- [Records supplied]
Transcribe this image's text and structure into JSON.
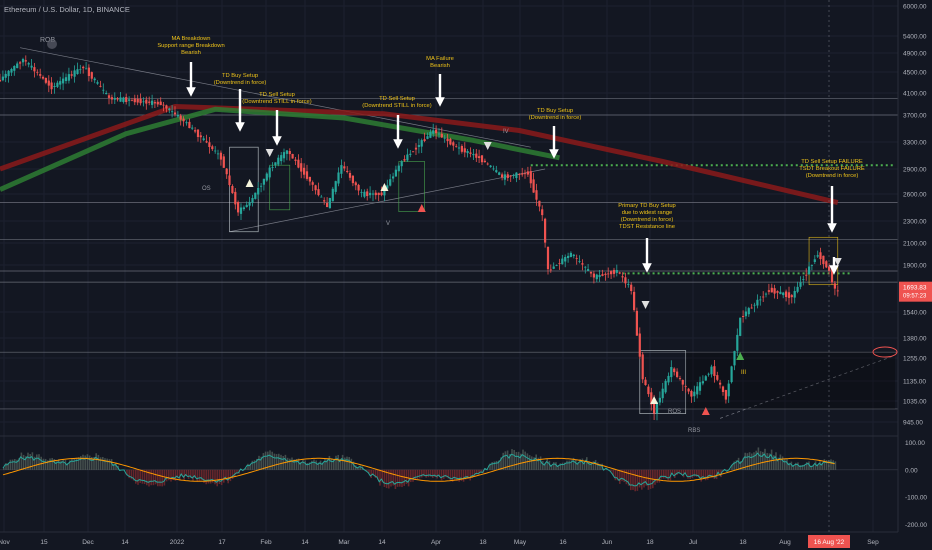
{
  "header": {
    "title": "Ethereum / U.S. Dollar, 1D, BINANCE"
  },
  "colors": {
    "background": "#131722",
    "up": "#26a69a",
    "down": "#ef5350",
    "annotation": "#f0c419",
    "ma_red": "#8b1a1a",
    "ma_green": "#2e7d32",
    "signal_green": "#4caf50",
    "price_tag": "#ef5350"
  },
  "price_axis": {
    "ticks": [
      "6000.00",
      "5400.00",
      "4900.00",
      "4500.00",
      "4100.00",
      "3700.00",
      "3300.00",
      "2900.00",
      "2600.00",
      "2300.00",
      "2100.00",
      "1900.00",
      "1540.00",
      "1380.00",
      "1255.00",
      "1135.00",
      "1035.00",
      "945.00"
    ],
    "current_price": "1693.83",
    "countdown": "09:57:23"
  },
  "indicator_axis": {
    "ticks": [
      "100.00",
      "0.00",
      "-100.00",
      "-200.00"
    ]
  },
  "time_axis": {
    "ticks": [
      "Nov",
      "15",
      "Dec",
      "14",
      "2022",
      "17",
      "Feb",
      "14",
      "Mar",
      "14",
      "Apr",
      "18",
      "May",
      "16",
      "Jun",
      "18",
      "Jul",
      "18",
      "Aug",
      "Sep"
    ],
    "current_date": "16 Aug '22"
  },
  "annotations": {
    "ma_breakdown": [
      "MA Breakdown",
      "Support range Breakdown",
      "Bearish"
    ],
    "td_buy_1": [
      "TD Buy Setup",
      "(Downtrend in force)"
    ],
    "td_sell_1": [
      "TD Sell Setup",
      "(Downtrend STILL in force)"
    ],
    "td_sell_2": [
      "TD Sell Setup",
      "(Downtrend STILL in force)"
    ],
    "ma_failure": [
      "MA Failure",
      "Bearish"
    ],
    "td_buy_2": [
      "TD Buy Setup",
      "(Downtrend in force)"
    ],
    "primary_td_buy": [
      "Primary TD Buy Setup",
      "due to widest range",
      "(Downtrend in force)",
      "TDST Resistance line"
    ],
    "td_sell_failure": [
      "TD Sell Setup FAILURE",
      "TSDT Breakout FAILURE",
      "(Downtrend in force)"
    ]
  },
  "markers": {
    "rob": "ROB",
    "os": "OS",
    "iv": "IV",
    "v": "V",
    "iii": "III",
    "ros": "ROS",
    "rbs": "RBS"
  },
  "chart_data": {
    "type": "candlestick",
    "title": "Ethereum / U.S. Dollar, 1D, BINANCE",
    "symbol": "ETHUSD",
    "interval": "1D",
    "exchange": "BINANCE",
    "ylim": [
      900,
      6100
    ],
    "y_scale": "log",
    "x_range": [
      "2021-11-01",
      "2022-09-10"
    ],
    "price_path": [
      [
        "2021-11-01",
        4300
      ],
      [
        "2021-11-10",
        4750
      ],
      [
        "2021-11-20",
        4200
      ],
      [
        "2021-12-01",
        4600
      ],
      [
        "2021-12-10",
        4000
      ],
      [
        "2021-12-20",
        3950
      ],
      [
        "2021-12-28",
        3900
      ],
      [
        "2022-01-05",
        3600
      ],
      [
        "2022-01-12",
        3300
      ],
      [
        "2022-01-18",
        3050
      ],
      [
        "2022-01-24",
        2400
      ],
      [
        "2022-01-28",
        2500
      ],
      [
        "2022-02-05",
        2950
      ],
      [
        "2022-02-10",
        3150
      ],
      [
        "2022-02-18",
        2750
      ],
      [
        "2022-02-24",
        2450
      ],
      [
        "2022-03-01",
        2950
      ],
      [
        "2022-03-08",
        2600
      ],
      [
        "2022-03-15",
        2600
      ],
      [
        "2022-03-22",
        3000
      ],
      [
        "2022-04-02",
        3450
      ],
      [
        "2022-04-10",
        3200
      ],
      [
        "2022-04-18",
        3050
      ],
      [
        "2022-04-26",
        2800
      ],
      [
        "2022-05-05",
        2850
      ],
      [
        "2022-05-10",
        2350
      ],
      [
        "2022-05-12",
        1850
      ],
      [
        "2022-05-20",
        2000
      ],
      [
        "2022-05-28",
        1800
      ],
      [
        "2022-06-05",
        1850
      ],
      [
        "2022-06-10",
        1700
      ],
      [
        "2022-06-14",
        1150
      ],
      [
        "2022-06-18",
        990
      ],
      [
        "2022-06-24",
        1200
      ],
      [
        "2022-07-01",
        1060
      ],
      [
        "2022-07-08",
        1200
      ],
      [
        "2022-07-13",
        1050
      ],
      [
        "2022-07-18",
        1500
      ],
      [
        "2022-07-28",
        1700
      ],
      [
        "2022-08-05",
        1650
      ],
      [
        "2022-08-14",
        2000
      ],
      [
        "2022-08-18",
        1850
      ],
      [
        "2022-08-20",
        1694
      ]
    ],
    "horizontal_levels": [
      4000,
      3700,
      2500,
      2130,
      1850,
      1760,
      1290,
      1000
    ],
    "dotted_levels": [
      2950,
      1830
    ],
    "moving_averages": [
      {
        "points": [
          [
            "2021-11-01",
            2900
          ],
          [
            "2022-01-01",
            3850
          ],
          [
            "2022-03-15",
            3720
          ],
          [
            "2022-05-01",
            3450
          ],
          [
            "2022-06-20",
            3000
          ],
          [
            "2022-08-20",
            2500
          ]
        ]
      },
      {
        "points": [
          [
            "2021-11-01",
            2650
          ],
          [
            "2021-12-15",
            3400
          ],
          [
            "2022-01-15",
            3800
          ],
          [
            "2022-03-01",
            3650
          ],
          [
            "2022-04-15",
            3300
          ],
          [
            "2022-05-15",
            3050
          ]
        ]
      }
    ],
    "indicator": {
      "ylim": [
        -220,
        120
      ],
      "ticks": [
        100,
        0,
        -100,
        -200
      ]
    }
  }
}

- [Stated problem] Leave out the pictures and retype every line above exactly.

- [Written solution]
Transcribe this image's text and structure into JSON.
{
  "header": {
    "title": "Ethereum / U.S. Dollar, 1D, BINANCE"
  },
  "colors": {
    "background": "#131722",
    "up": "#26a69a",
    "down": "#ef5350",
    "annotation": "#f0c419",
    "ma_red": "#8b1a1a",
    "ma_green": "#2e7d32",
    "signal_green": "#4caf50",
    "price_tag": "#ef5350"
  },
  "price_axis": {
    "ticks": [
      "6000.00",
      "5400.00",
      "4900.00",
      "4500.00",
      "4100.00",
      "3700.00",
      "3300.00",
      "2900.00",
      "2600.00",
      "2300.00",
      "2100.00",
      "1900.00",
      "1540.00",
      "1380.00",
      "1255.00",
      "1135.00",
      "1035.00",
      "945.00"
    ],
    "current_price": "1693.83",
    "countdown": "09:57:23"
  },
  "indicator_axis": {
    "ticks": [
      "100.00",
      "0.00",
      "-100.00",
      "-200.00"
    ]
  },
  "time_axis": {
    "ticks": [
      "Nov",
      "15",
      "Dec",
      "14",
      "2022",
      "17",
      "Feb",
      "14",
      "Mar",
      "14",
      "Apr",
      "18",
      "May",
      "16",
      "Jun",
      "18",
      "Jul",
      "18",
      "Aug",
      "Sep"
    ],
    "current_date": "16 Aug '22"
  },
  "annotations": {
    "ma_breakdown": [
      "MA Breakdown",
      "Support range Breakdown",
      "Bearish"
    ],
    "td_buy_1": [
      "TD Buy Setup",
      "(Downtrend in force)"
    ],
    "td_sell_1": [
      "TD Sell Setup",
      "(Downtrend STILL in force)"
    ],
    "td_sell_2": [
      "TD Sell Setup",
      "(Downtrend STILL in force)"
    ],
    "ma_failure": [
      "MA Failure",
      "Bearish"
    ],
    "td_buy_2": [
      "TD Buy Setup",
      "(Downtrend in force)"
    ],
    "primary_td_buy": [
      "Primary TD Buy Setup",
      "due to widest range",
      "(Downtrend in force)",
      "TDST Resistance line"
    ],
    "td_sell_failure": [
      "TD Sell Setup FAILURE",
      "TSDT Breakout FAILURE",
      "(Downtrend in force)"
    ]
  },
  "markers": {
    "rob": "ROB",
    "os": "OS",
    "iv": "IV",
    "v": "V",
    "iii": "III",
    "ros": "ROS",
    "rbs": "RBS"
  },
  "chart_data": {
    "type": "candlestick",
    "title": "Ethereum / U.S. Dollar, 1D, BINANCE",
    "symbol": "ETHUSD",
    "interval": "1D",
    "exchange": "BINANCE",
    "ylim": [
      900,
      6100
    ],
    "y_scale": "log",
    "x_range": [
      "2021-11-01",
      "2022-09-10"
    ],
    "price_path": [
      [
        "2021-11-01",
        4300
      ],
      [
        "2021-11-10",
        4750
      ],
      [
        "2021-11-20",
        4200
      ],
      [
        "2021-12-01",
        4600
      ],
      [
        "2021-12-10",
        4000
      ],
      [
        "2021-12-20",
        3950
      ],
      [
        "2021-12-28",
        3900
      ],
      [
        "2022-01-05",
        3600
      ],
      [
        "2022-01-12",
        3300
      ],
      [
        "2022-01-18",
        3050
      ],
      [
        "2022-01-24",
        2400
      ],
      [
        "2022-01-28",
        2500
      ],
      [
        "2022-02-05",
        2950
      ],
      [
        "2022-02-10",
        3150
      ],
      [
        "2022-02-18",
        2750
      ],
      [
        "2022-02-24",
        2450
      ],
      [
        "2022-03-01",
        2950
      ],
      [
        "2022-03-08",
        2600
      ],
      [
        "2022-03-15",
        2600
      ],
      [
        "2022-03-22",
        3000
      ],
      [
        "2022-04-02",
        3450
      ],
      [
        "2022-04-10",
        3200
      ],
      [
        "2022-04-18",
        3050
      ],
      [
        "2022-04-26",
        2800
      ],
      [
        "2022-05-05",
        2850
      ],
      [
        "2022-05-10",
        2350
      ],
      [
        "2022-05-12",
        1850
      ],
      [
        "2022-05-20",
        2000
      ],
      [
        "2022-05-28",
        1800
      ],
      [
        "2022-06-05",
        1850
      ],
      [
        "2022-06-10",
        1700
      ],
      [
        "2022-06-14",
        1150
      ],
      [
        "2022-06-18",
        990
      ],
      [
        "2022-06-24",
        1200
      ],
      [
        "2022-07-01",
        1060
      ],
      [
        "2022-07-08",
        1200
      ],
      [
        "2022-07-13",
        1050
      ],
      [
        "2022-07-18",
        1500
      ],
      [
        "2022-07-28",
        1700
      ],
      [
        "2022-08-05",
        1650
      ],
      [
        "2022-08-14",
        2000
      ],
      [
        "2022-08-18",
        1850
      ],
      [
        "2022-08-20",
        1694
      ]
    ],
    "horizontal_levels": [
      4000,
      3700,
      2500,
      2130,
      1850,
      1760,
      1290,
      1000
    ],
    "dotted_levels": [
      2950,
      1830
    ],
    "moving_averages": [
      {
        "points": [
          [
            "2021-11-01",
            2900
          ],
          [
            "2022-01-01",
            3850
          ],
          [
            "2022-03-15",
            3720
          ],
          [
            "2022-05-01",
            3450
          ],
          [
            "2022-06-20",
            3000
          ],
          [
            "2022-08-20",
            2500
          ]
        ]
      },
      {
        "points": [
          [
            "2021-11-01",
            2650
          ],
          [
            "2021-12-15",
            3400
          ],
          [
            "2022-01-15",
            3800
          ],
          [
            "2022-03-01",
            3650
          ],
          [
            "2022-04-15",
            3300
          ],
          [
            "2022-05-15",
            3050
          ]
        ]
      }
    ],
    "indicator": {
      "ylim": [
        -220,
        120
      ],
      "ticks": [
        100,
        0,
        -100,
        -200
      ]
    }
  }
}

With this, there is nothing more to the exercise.